Go to the line that contains "What data populates", then write out that line and all that follow to the end of the listing, exactly and without pictures.

● ● ● ● ● ● ●

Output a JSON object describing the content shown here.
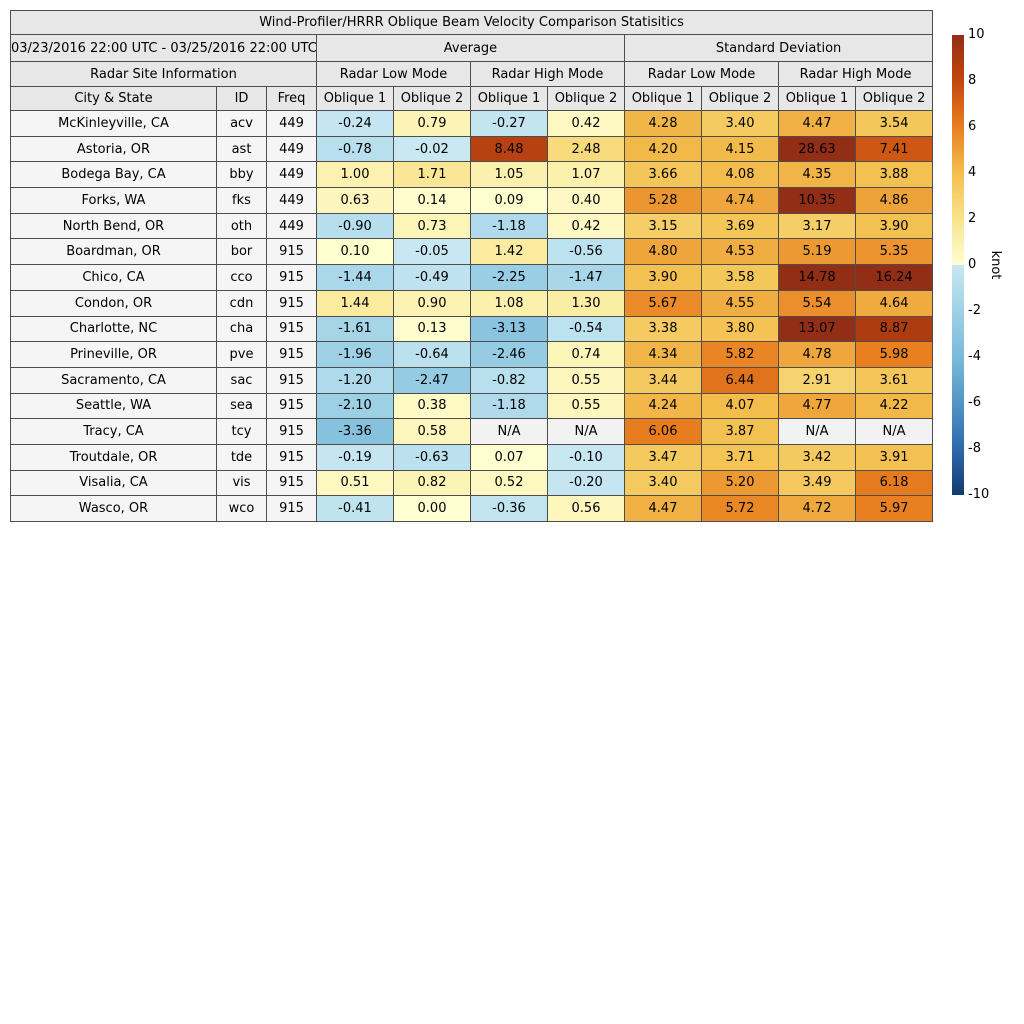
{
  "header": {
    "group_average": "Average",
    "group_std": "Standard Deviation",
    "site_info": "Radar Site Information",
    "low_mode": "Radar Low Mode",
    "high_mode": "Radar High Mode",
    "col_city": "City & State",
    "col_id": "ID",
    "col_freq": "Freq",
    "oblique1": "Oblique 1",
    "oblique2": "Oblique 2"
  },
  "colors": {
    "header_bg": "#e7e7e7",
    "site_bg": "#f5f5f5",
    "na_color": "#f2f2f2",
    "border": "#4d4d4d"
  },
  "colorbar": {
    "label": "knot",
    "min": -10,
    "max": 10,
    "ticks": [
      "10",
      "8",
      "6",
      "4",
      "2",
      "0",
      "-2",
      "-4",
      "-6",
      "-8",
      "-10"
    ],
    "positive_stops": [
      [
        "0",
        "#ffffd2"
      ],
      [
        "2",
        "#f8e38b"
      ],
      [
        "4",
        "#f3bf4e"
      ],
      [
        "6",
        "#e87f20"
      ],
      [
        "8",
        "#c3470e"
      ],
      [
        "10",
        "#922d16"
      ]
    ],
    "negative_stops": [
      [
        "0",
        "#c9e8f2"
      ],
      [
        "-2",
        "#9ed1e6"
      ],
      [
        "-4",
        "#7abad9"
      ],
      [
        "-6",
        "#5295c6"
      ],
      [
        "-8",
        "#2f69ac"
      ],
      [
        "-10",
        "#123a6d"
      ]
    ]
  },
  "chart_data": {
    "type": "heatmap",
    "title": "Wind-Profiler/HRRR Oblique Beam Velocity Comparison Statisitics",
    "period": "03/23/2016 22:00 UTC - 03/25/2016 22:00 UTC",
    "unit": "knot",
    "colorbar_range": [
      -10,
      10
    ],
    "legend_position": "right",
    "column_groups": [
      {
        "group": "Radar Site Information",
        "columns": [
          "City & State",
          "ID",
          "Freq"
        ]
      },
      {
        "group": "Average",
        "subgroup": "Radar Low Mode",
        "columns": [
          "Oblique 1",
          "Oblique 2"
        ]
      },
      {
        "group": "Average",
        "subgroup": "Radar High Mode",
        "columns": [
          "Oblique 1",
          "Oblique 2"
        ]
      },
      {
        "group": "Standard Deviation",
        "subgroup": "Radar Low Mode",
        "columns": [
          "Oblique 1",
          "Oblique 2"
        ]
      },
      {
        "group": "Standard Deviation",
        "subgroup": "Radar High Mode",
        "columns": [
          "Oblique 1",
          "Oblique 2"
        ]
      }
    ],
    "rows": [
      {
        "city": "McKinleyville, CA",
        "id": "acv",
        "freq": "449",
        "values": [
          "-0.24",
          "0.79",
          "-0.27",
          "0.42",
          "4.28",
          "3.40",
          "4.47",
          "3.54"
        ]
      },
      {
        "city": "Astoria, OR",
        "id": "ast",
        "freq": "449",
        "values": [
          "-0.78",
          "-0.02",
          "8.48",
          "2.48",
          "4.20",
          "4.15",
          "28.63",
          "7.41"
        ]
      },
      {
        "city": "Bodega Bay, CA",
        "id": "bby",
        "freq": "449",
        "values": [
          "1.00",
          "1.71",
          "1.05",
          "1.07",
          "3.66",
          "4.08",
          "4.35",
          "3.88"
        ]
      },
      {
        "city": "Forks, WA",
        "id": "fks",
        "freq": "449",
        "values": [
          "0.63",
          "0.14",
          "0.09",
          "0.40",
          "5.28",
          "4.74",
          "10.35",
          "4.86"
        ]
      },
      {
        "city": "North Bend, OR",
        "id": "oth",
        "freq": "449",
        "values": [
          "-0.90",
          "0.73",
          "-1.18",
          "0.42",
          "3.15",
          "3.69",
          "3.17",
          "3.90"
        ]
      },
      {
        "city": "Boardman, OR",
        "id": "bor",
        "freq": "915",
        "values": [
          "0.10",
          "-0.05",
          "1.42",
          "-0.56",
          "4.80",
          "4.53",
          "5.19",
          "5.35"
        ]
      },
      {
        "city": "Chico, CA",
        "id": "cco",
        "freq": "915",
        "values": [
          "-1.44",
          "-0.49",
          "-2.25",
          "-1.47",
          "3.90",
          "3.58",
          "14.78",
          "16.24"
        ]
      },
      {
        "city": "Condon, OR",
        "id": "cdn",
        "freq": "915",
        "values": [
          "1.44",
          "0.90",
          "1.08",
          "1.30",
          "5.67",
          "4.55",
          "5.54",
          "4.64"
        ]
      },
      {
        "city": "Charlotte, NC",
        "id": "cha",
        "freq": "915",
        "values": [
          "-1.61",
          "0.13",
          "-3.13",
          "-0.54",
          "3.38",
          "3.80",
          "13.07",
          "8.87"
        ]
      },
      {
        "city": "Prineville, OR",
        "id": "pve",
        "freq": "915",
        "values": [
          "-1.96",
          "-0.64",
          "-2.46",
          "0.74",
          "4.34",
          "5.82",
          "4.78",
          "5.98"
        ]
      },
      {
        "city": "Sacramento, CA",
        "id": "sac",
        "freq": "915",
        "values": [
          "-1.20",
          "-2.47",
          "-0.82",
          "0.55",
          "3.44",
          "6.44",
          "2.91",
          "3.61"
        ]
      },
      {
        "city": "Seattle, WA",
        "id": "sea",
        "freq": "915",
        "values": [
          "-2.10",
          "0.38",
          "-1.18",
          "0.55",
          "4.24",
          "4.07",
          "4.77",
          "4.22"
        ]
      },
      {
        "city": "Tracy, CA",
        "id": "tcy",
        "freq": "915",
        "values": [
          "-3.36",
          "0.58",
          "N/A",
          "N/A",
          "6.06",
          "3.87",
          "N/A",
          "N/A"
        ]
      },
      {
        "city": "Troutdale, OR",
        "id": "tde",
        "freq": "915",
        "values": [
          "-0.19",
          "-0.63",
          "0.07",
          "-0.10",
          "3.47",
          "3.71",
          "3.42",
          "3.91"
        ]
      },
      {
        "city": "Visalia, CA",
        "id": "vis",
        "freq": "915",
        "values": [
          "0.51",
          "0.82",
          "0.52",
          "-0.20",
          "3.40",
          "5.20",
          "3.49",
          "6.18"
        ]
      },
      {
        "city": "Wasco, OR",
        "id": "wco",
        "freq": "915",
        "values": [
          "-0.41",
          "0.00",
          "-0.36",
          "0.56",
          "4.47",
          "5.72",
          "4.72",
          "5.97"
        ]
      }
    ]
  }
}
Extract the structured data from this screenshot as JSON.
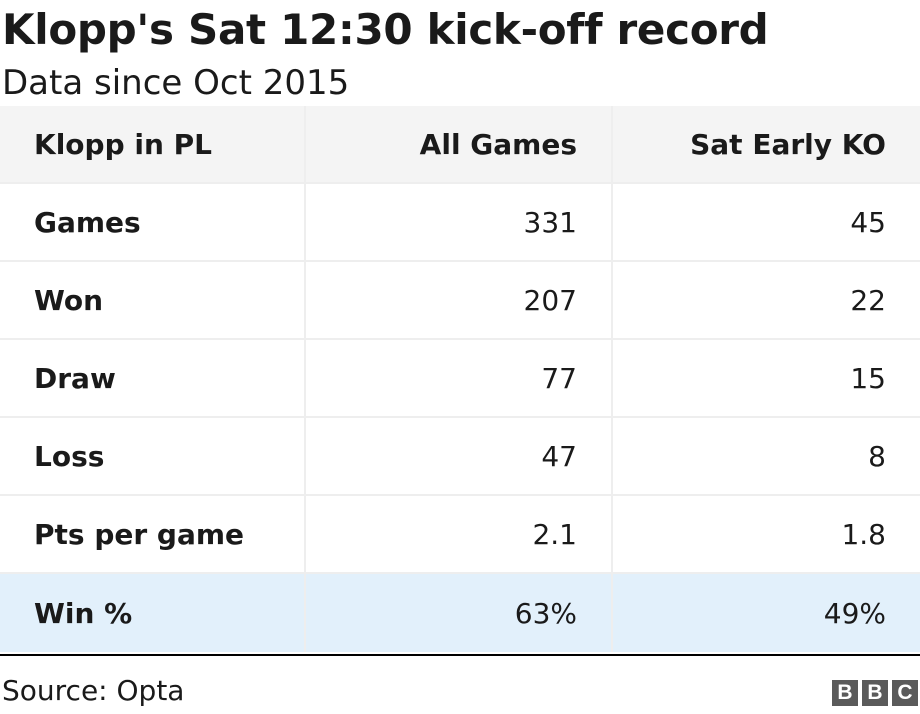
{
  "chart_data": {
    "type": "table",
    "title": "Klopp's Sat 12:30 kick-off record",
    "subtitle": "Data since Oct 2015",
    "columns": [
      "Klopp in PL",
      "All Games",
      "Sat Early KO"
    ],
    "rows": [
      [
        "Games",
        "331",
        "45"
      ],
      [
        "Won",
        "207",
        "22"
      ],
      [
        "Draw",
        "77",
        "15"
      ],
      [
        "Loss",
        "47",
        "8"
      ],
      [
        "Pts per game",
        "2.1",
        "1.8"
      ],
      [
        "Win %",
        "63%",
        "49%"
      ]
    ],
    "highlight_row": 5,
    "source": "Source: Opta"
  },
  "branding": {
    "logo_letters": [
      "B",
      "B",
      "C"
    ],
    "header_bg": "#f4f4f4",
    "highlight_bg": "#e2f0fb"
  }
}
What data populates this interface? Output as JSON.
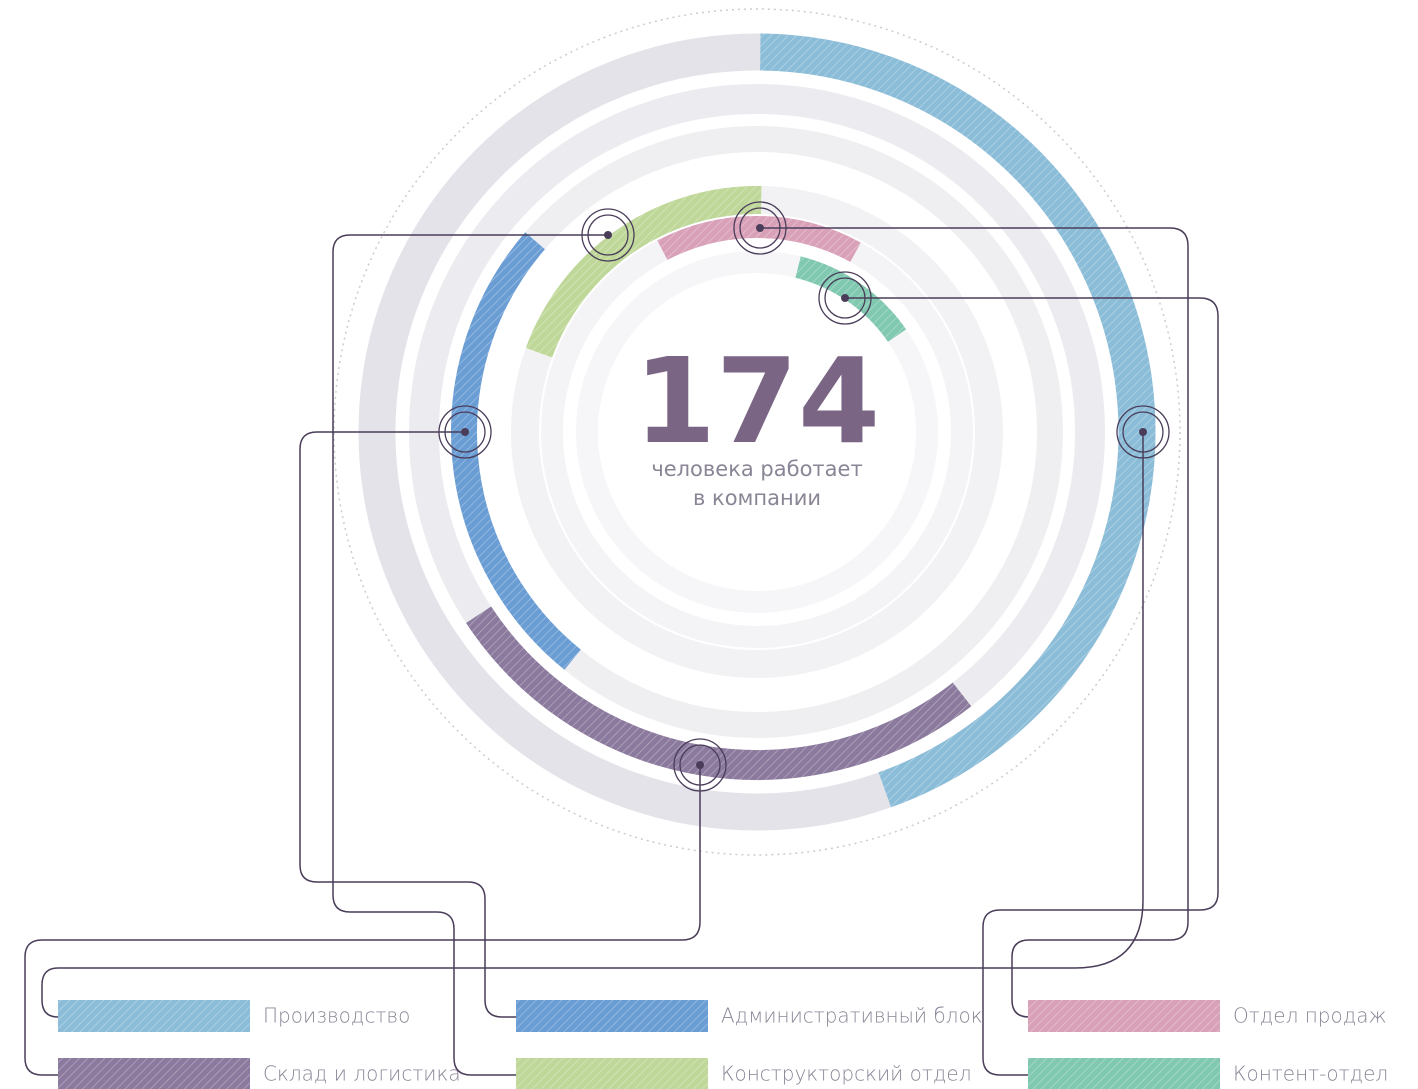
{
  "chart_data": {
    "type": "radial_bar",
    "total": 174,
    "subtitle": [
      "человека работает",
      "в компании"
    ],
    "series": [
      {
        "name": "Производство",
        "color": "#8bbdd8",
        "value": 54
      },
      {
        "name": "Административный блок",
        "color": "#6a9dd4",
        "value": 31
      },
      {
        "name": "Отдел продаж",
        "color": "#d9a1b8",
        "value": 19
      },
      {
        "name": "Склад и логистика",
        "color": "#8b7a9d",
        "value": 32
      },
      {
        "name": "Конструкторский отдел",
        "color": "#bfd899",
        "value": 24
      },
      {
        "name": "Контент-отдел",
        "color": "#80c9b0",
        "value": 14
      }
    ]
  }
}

● ● ● ● ● ● ●

### EXPECTED OUTPUT
What data populates this interface? Output as JSON.
{
  "chart_data": {
    "type": "radial_bar",
    "total": 174,
    "subtitle": [
      "человека работает",
      "в компании"
    ],
    "series": [
      {
        "name": "Производство",
        "color": "#8bbdd8",
        "value": 54
      },
      {
        "name": "Административный блок",
        "color": "#6a9dd4",
        "value": 31
      },
      {
        "name": "Отдел продаж",
        "color": "#d9a1b8",
        "value": 19
      },
      {
        "name": "Склад и логистика",
        "color": "#8b7a9d",
        "value": 32
      },
      {
        "name": "Конструкторский отдел",
        "color": "#bfd899",
        "value": 24
      },
      {
        "name": "Контент-отдел",
        "color": "#80c9b0",
        "value": 14
      }
    ]
  }
}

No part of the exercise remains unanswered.